◆ **Excerto**

-.-.-

ZZZZZZZZZZZZZZZZZP! – “FB56”

09.11.2001

ZZZZZZZZZZZZZZZZZP!
FB56
Ed. e distri. Ananana
8/10

LINK (Compilação com “Disseminações”)

À semelhança do que já tinham feito no anterior “FICTA003”, os ZP! (eles que me perdoem por ter eliminado 16 dos “Z”, mas a economia de espaço assim o exige!), de Miguel Sá e Miguel Carvalhais, recortaram o número de catálogo e colaram-no na capa, a servir de título. A opção expressa uma predilecção pela abstracção e pela manipulação das entranhas, quer do som quer dos meios da sua produção. Os sete temas deste mini álbum composto para uma encomenda da Bienal da Maia são amostras convincentes de uma estética cuidadosamente elaborada ao longo dos últimos dez anos. O sampler e o computador são as ferramentas usadas na confecção de uma música que vive das dinâmicas e das tensões (quando não dos “erros”) entre programação e improvisação, groove e fragmentação. Pianos virtuais, segmentação de timbres e de texturas inusitadas, vozes e instrumentos samplados segundo técnicas de colagem que tanto devem a Musci/Venosta e aos Severed Heads, como ao pioneirismo de Bernard Parmegiani, e a atitude futurista de culto à beleza da máquina, situam “FB56” no mesmo patamar de projectos como Sack & Blumm ou General Magic.

The User – “Symphony # 1 for Dot Matrix Printers”

-.-.-

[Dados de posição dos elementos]

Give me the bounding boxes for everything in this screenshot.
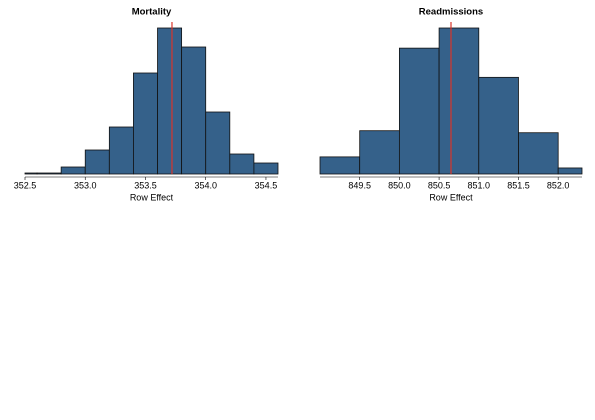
bar [181,46,207,175]
bar [359,130,400,175]
bar [60,166,86,175]
x-tick-label: 353.5 [134,180,157,190]
x-axis-label: Row Effect [130,192,174,202]
bar [157,27,183,175]
x-tick-label: 354.5 [255,180,278,190]
bar [478,76,519,175]
bar [205,111,231,175]
x-tick-label: 851.5 [507,180,530,190]
bar [84,149,110,175]
bar [36,172,62,175]
x-tick-label: 354.0 [194,180,217,190]
bar [253,162,279,175]
bar [518,132,559,175]
x-tick-label: 850.0 [388,180,411,190]
x-tick-label: 852.0 [547,180,570,190]
bar [229,153,255,175]
x-axis-label: Row Effect [429,192,473,202]
chart-title: Mortality [132,7,172,18]
bar [398,47,440,175]
bar [24,172,38,175]
bar [133,72,158,175]
x-tick-label: 353.0 [74,180,97,190]
bar [108,126,134,175]
x-tick-label: 849.5 [348,180,371,190]
bar [557,167,583,175]
bar [319,156,361,175]
bar [438,27,480,175]
x-tick-label: 352.5 [14,180,37,190]
x-tick-label: 850.5 [428,180,451,190]
chart-title: Readmissions [419,7,483,18]
x-tick-label: 851.0 [468,180,491,190]
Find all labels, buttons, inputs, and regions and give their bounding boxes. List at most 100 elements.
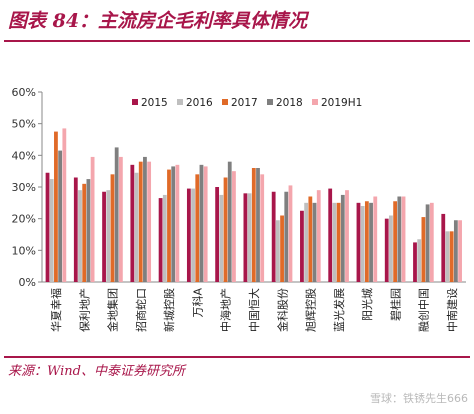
bar xyxy=(138,161,143,282)
bar xyxy=(243,193,248,282)
y-tick-label: 10% xyxy=(12,244,36,257)
title-divider xyxy=(4,40,470,42)
legend: 2015 2016 2017 2018 2019H1 xyxy=(132,97,362,109)
bar xyxy=(328,188,333,282)
bar xyxy=(360,206,365,282)
bar xyxy=(227,161,232,282)
category-label: 新城控股 xyxy=(162,288,176,332)
bar xyxy=(158,198,163,282)
bars-area xyxy=(45,128,462,282)
bar xyxy=(369,202,373,282)
bar xyxy=(130,164,135,282)
legend-swatch xyxy=(267,99,273,105)
bar xyxy=(393,201,398,282)
bar xyxy=(199,164,204,282)
y-tick-label: 0% xyxy=(19,276,36,289)
bar xyxy=(118,156,123,282)
x-axis-labels: 华夏幸福 保利地产 金地集团 招商蛇口 新城控股 万科A 中海地产 中国恒大 金科股份 旭辉控股蓝… xyxy=(49,288,459,332)
bar xyxy=(90,156,95,282)
bar xyxy=(453,220,458,282)
category-label: 碧桂园 xyxy=(388,288,402,321)
bar xyxy=(167,169,171,282)
bar xyxy=(312,202,317,282)
bar xyxy=(186,188,191,282)
bar xyxy=(114,147,119,282)
legend-swatch xyxy=(177,99,183,105)
bar xyxy=(110,174,115,282)
category-label: 保利地产 xyxy=(77,288,91,332)
bar xyxy=(336,202,341,282)
y-tick-label: 30% xyxy=(12,181,36,194)
category-label: 招商蛇口 xyxy=(134,288,148,332)
bar xyxy=(147,161,152,282)
bar xyxy=(300,210,304,282)
category-label: 中海地产 xyxy=(219,288,233,332)
bar xyxy=(373,196,378,282)
bar xyxy=(175,164,180,282)
bar xyxy=(389,215,393,282)
bar xyxy=(364,201,369,282)
bar xyxy=(58,150,63,282)
category-label: 金地集团 xyxy=(106,288,120,332)
bar xyxy=(86,179,91,282)
bar xyxy=(134,172,139,282)
bar xyxy=(356,202,361,282)
bar xyxy=(401,196,406,282)
bar xyxy=(445,231,450,282)
bar xyxy=(78,190,82,282)
footer-divider xyxy=(4,356,470,358)
legend-swatch xyxy=(132,99,138,105)
bar xyxy=(413,242,417,282)
bar xyxy=(251,168,256,282)
legend-label: 2017 xyxy=(231,97,258,109)
bar xyxy=(275,220,280,282)
bar xyxy=(45,172,50,282)
bar xyxy=(441,213,446,282)
bar xyxy=(304,202,309,282)
legend-label: 2019H1 xyxy=(321,97,362,109)
bar xyxy=(332,202,337,282)
category-label: 华夏幸福 xyxy=(49,288,63,332)
bar xyxy=(425,204,430,282)
bar xyxy=(345,190,349,282)
bar xyxy=(82,183,87,282)
category-label: 融创中国 xyxy=(418,288,431,332)
category-label: 万科A xyxy=(190,288,204,318)
bar xyxy=(340,194,345,282)
bar xyxy=(232,171,236,282)
bar xyxy=(449,231,454,282)
chart-title: 图表 84：主流房企毛利率具体情况 xyxy=(8,10,308,32)
bar xyxy=(106,190,111,282)
bar xyxy=(54,131,58,282)
bar xyxy=(458,220,462,282)
bar xyxy=(280,215,284,282)
bar xyxy=(102,191,106,282)
bar xyxy=(219,194,224,282)
bar xyxy=(171,166,176,282)
bar xyxy=(49,179,54,282)
bar xyxy=(316,190,321,282)
bar xyxy=(162,194,167,282)
bar xyxy=(384,218,389,282)
legend-label: 2016 xyxy=(186,97,213,109)
bar xyxy=(223,177,228,282)
y-tick-label: 50% xyxy=(12,118,36,131)
category-label: 中南建设 xyxy=(445,288,459,332)
bar xyxy=(417,239,422,282)
source-note: 来源：Wind、中泰证券研究所 xyxy=(8,364,185,379)
bar xyxy=(397,196,402,282)
legend-swatch xyxy=(312,99,318,105)
category-label: 阳光城 xyxy=(360,288,374,321)
bar xyxy=(247,193,252,282)
y-tick-label: 40% xyxy=(12,149,36,162)
y-tick-label: 60% xyxy=(12,86,36,99)
bar xyxy=(308,196,313,282)
bar xyxy=(143,156,147,282)
bar xyxy=(288,185,293,282)
bar xyxy=(62,128,67,282)
bar xyxy=(271,191,276,282)
bar xyxy=(260,174,265,282)
watermark: 雪球：铁锈先生666 xyxy=(370,392,468,405)
bar xyxy=(203,166,208,282)
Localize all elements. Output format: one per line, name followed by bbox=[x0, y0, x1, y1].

-.-.-

◆ **Instruções do exercício**
Prossiga o excerto de crítica discográfica a partir do ponto em que termina. As linhas não têm qualquer relação com o excerto.

◆ **Resultado**
26.11.1999

The User
Symphony # 1 for Dot Matrix Printers (8)
Staalplaat, distri. Ananana

LINK

[The User] :: The Symphony #1 for dot matrix printers – 1998 from Undefine on Vimeo.

Certo dia o senhor Silva chegou ao seu escritório na Rua dos Douradores e não quis acreditar nos seus ouvidos. Das impressoras que o seu patrão comprara para melhorar os serviços da empresa saía um som electrónico demoníaco. Alarmado, o senhor Silva correu a desligar as máquinas, mas estas não obedeceram. Era demais para o cérebro do senhor Silva. De olhos vazios, incapaz de compreender, deixou-se cair inerte na sua secretária. Escondidos num armário os dois estrategos dos The User sorriam, enquanto manipulavam à distância as impressoras da sua “Symphony # 1 for Dot Matrix Printers”. Em disco, um CD em formato e capa minúsculos, a peça que já haviam apresentado ao vivo em Portugal, foi reduzida para pouco mais de 19 minutos. Os The User pretenderam com ela “transformar a banal tecnologia de escritório num instrumento musical” (propõem um programa que permite a qualquer escriturário fazer o mesmo na sua própria empresa, para inclusão num futuro álbum de remixes), lançando a música electrónica para o domínio da pura maquinaria digital em regime de autogestão, numa simbiose entre 12 impressoras de agulhas comandadas por outros tantos computadores. Há ainda uma alma humana por detrás deste canto das peças, das alavancas, das teclas e das agulhas em movimento? O certo é que, seja qual for a perspectiva com que se olhe para esta obra pioneira, o resultado é música, com ritmos, harmonias e ambientes próprios de um escritório com vida. Na cadeira, o senhor Silva agitava-se num pesadelo de agulhas e espetarem-se no cérebro.

Tone Rec – “Coucy-Pack”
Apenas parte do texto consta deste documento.